> _EXERCISE PROMPT_
Transcribe each of the entries exactly.

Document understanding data
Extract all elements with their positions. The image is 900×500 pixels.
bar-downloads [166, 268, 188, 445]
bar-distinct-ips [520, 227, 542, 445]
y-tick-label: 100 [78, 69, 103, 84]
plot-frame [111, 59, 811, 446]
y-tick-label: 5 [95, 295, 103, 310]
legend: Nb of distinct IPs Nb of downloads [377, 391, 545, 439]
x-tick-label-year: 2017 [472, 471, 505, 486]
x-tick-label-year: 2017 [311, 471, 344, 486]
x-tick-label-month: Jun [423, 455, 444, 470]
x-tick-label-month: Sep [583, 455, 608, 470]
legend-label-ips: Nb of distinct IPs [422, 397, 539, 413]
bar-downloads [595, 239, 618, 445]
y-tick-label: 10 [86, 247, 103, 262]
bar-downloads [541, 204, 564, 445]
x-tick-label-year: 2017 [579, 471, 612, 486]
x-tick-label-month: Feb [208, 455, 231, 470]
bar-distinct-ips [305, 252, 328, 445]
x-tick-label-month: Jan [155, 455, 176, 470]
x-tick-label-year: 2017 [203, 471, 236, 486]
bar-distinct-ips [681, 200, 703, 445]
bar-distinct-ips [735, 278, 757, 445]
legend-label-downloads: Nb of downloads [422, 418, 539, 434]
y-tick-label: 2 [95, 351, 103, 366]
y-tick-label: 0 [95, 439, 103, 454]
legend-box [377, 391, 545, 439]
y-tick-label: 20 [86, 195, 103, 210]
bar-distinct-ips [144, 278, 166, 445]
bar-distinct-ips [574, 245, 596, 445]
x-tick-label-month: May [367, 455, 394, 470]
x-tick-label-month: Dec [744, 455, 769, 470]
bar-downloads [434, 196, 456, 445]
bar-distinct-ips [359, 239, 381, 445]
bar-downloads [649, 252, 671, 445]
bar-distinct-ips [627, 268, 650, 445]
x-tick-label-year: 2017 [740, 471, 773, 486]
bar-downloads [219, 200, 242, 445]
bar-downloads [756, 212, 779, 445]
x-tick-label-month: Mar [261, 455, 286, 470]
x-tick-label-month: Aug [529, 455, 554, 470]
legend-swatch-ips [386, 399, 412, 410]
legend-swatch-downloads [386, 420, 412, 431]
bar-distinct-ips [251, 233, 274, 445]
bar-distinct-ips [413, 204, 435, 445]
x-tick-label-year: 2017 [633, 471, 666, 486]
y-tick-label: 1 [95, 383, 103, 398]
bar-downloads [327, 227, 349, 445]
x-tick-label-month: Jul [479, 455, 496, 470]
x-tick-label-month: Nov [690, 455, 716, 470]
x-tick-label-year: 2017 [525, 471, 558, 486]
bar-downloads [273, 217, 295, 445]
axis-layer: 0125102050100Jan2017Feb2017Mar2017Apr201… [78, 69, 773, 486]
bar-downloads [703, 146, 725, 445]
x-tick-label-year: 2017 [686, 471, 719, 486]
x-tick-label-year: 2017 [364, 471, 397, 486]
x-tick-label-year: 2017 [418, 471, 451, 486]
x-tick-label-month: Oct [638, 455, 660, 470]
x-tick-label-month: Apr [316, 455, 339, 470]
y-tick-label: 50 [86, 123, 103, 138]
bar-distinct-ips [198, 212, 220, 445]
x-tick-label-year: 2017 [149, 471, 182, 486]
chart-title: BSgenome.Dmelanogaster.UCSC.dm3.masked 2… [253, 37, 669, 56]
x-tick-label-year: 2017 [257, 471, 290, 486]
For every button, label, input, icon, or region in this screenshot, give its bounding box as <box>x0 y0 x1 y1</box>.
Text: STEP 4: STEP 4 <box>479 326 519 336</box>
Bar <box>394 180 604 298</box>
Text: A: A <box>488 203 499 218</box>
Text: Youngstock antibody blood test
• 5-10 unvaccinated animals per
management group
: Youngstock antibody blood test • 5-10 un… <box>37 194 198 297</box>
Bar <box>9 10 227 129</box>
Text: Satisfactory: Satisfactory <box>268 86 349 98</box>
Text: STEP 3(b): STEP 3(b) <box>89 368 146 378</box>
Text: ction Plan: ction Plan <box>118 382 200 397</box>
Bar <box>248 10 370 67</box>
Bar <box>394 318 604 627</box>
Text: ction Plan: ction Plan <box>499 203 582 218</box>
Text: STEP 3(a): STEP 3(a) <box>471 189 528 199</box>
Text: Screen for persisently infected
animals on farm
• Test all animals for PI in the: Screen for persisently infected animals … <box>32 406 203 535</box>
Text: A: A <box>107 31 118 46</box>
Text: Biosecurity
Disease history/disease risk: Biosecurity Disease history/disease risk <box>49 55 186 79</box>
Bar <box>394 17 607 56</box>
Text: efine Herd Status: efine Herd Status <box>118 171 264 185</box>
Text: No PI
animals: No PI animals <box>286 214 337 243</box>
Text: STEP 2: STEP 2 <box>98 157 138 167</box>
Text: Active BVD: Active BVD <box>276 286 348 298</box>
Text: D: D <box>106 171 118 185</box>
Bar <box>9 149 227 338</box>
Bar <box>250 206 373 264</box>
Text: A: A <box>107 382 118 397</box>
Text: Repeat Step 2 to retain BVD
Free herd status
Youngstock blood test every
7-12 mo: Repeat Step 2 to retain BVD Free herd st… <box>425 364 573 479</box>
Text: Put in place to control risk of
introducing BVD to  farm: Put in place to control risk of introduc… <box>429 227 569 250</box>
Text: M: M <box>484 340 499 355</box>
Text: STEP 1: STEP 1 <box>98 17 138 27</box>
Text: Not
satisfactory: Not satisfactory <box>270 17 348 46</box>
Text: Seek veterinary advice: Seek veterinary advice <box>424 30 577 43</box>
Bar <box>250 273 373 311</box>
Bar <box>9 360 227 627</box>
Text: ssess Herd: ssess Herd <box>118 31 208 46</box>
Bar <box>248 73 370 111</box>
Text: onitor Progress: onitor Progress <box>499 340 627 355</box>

> _RESPONSE TO THE TASK_
Extract all elements with their positions. The image is 900×500 pixels.
bar-downloads [166, 268, 188, 445]
bar-distinct-ips [520, 227, 542, 445]
y-tick-label: 100 [78, 69, 103, 84]
plot-frame [111, 59, 811, 446]
y-tick-label: 5 [95, 295, 103, 310]
legend: Nb of distinct IPs Nb of downloads [377, 391, 545, 439]
x-tick-label-year: 2017 [472, 471, 505, 486]
x-tick-label-year: 2017 [311, 471, 344, 486]
x-tick-label-month: Jun [423, 455, 444, 470]
x-tick-label-month: Sep [583, 455, 608, 470]
legend-label-ips: Nb of distinct IPs [422, 397, 539, 413]
bar-downloads [595, 239, 618, 445]
y-tick-label: 10 [86, 247, 103, 262]
bar-downloads [541, 204, 564, 445]
x-tick-label-year: 2017 [579, 471, 612, 486]
x-tick-label-month: Feb [208, 455, 231, 470]
bar-distinct-ips [305, 252, 328, 445]
x-tick-label-month: Jan [155, 455, 176, 470]
x-tick-label-year: 2017 [203, 471, 236, 486]
bar-distinct-ips [681, 200, 703, 445]
bar-distinct-ips [735, 278, 757, 445]
legend-label-downloads: Nb of downloads [422, 418, 539, 434]
y-tick-label: 2 [95, 351, 103, 366]
y-tick-label: 0 [95, 439, 103, 454]
legend-box [377, 391, 545, 439]
y-tick-label: 20 [86, 195, 103, 210]
bar-distinct-ips [144, 278, 166, 445]
bar-distinct-ips [574, 245, 596, 445]
x-tick-label-month: May [367, 455, 394, 470]
x-tick-label-month: Dec [744, 455, 769, 470]
bar-downloads [434, 196, 456, 445]
bar-distinct-ips [359, 239, 381, 445]
bar-downloads [649, 252, 671, 445]
bar-distinct-ips [627, 268, 650, 445]
x-tick-label-year: 2017 [740, 471, 773, 486]
bar-downloads [219, 200, 242, 445]
bar-downloads [756, 212, 779, 445]
x-tick-label-month: Mar [261, 455, 286, 470]
x-tick-label-month: Aug [529, 455, 554, 470]
legend-swatch-ips [386, 399, 412, 410]
legend-swatch-downloads [386, 420, 412, 431]
bar-distinct-ips [251, 233, 274, 445]
bar-distinct-ips [413, 204, 435, 445]
x-tick-label-year: 2017 [633, 471, 666, 486]
y-tick-label: 1 [95, 383, 103, 398]
bar-downloads [327, 227, 349, 445]
x-tick-label-month: Jul [479, 455, 496, 470]
x-tick-label-month: Nov [690, 455, 716, 470]
x-tick-label-year: 2017 [525, 471, 558, 486]
bar-downloads [273, 217, 295, 445]
axis-layer: 0125102050100Jan2017Feb2017Mar2017Apr201… [78, 69, 773, 486]
bar-downloads [703, 146, 725, 445]
x-tick-label-year: 2017 [686, 471, 719, 486]
x-tick-label-year: 2017 [364, 471, 397, 486]
x-tick-label-year: 2017 [418, 471, 451, 486]
x-tick-label-month: Oct [638, 455, 660, 470]
x-tick-label-month: Apr [316, 455, 339, 470]
y-tick-label: 50 [86, 123, 103, 138]
bar-distinct-ips [198, 212, 220, 445]
x-tick-label-year: 2017 [149, 471, 182, 486]
chart-title: BSgenome.Dmelanogaster.UCSC.dm3.masked 2… [253, 37, 669, 56]
x-tick-label-year: 2017 [257, 471, 290, 486]
For every button, label, input, icon, or region in this screenshot, give its bounding box as <box>x0 y0 x1 y1</box>.
Text: STEP 4: STEP 4 <box>479 326 519 336</box>
Bar <box>394 180 604 298</box>
Text: A: A <box>488 203 499 218</box>
Text: Youngstock antibody blood test
• 5-10 unvaccinated animals per
management group
: Youngstock antibody blood test • 5-10 un… <box>37 194 198 297</box>
Bar <box>9 10 227 129</box>
Text: Satisfactory: Satisfactory <box>268 86 349 98</box>
Text: STEP 3(b): STEP 3(b) <box>89 368 146 378</box>
Text: ction Plan: ction Plan <box>118 382 200 397</box>
Bar <box>248 10 370 67</box>
Bar <box>394 318 604 627</box>
Text: ction Plan: ction Plan <box>499 203 582 218</box>
Text: STEP 3(a): STEP 3(a) <box>471 189 528 199</box>
Text: Screen for persisently infected
animals on farm
• Test all animals for PI in the: Screen for persisently infected animals … <box>32 406 203 535</box>
Text: A: A <box>107 31 118 46</box>
Text: Biosecurity
Disease history/disease risk: Biosecurity Disease history/disease risk <box>49 55 186 79</box>
Bar <box>394 17 607 56</box>
Text: efine Herd Status: efine Herd Status <box>118 171 264 185</box>
Text: No PI
animals: No PI animals <box>286 214 337 243</box>
Text: STEP 2: STEP 2 <box>98 157 138 167</box>
Text: Active BVD: Active BVD <box>276 286 348 298</box>
Text: D: D <box>106 171 118 185</box>
Bar <box>9 149 227 338</box>
Bar <box>250 206 373 264</box>
Text: A: A <box>107 382 118 397</box>
Text: Repeat Step 2 to retain BVD
Free herd status
Youngstock blood test every
7-12 mo: Repeat Step 2 to retain BVD Free herd st… <box>425 364 573 479</box>
Text: Put in place to control risk of
introducing BVD to  farm: Put in place to control risk of introduc… <box>429 227 569 250</box>
Text: M: M <box>484 340 499 355</box>
Text: STEP 1: STEP 1 <box>98 17 138 27</box>
Text: Not
satisfactory: Not satisfactory <box>270 17 348 46</box>
Text: Seek veterinary advice: Seek veterinary advice <box>424 30 577 43</box>
Bar <box>250 273 373 311</box>
Bar <box>9 360 227 627</box>
Text: ssess Herd: ssess Herd <box>118 31 208 46</box>
Bar <box>248 73 370 111</box>
Text: onitor Progress: onitor Progress <box>499 340 627 355</box>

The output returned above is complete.